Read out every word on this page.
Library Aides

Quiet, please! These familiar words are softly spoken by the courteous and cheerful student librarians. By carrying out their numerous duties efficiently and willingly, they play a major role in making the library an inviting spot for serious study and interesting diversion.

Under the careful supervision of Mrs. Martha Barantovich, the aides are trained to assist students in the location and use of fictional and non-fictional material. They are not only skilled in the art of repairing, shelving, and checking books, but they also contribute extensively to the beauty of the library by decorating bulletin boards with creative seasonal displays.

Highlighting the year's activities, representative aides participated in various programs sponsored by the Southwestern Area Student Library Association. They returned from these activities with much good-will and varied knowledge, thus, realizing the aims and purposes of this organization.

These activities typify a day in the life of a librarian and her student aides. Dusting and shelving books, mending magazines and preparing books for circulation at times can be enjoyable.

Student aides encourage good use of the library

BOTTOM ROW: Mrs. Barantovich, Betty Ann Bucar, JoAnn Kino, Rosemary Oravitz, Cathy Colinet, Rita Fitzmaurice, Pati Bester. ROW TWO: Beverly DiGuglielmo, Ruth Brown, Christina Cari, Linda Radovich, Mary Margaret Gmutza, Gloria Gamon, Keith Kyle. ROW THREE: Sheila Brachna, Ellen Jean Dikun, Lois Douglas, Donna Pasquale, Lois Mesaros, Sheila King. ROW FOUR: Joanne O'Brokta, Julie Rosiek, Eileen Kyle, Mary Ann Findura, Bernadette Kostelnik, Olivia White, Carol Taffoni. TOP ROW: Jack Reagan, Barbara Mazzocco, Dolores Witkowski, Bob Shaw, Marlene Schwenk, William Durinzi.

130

* [Work to complete]:
Output all of the data again. Match it exactly.

* [Task response]:
Read out every word on this page.
Library Aides

Quiet, please! These familiar words are softly spoken by the courteous and cheerful student librarians. By carrying out their numerous duties efficiently and willingly, they play a major role in making the library an inviting spot for serious study and interesting diversion.

Under the careful supervision of Mrs. Martha Barantovich, the aides are trained to assist students in the location and use of fictional and non-fictional material. They are not only skilled in the art of repairing, shelving, and checking books, but they also contribute extensively to the beauty of the library by decorating bulletin boards with creative seasonal displays.

Highlighting the year's activities, representative aides participated in various programs sponsored by the Southwestern Area Student Library Association. They returned from these activities with much good-will and varied knowledge, thus, realizing the aims and purposes of this organization.

These activities typify a day in the life of a librarian and her student aides. Dusting and shelving books, mending magazines and preparing books for circulation at times can be enjoyable.

Student aides encourage good use of the library

BOTTOM ROW: Mrs. Barantovich, Betty Ann Bucar, JoAnn Kino, Rosemary Oravitz, Cathy Colinet, Rita Fitzmaurice, Pati Bester. ROW TWO: Beverly DiGuglielmo, Ruth Brown, Christina Cari, Linda Radovich, Mary Margaret Gmutza, Gloria Gamon, Keith Kyle. ROW THREE: Sheila Brachna, Ellen Jean Dikun, Lois Douglas, Donna Pasquale, Lois Mesaros, Sheila King. ROW FOUR: Joanne O'Brokta, Julie Rosiek, Eileen Kyle, Mary Ann Findura, Bernadette Kostelnik, Olivia White, Carol Taffoni. TOP ROW: Jack Reagan, Barbara Mazzocco, Dolores Witkowski, Bob Shaw, Marlene Schwenk, William Durinzi.

130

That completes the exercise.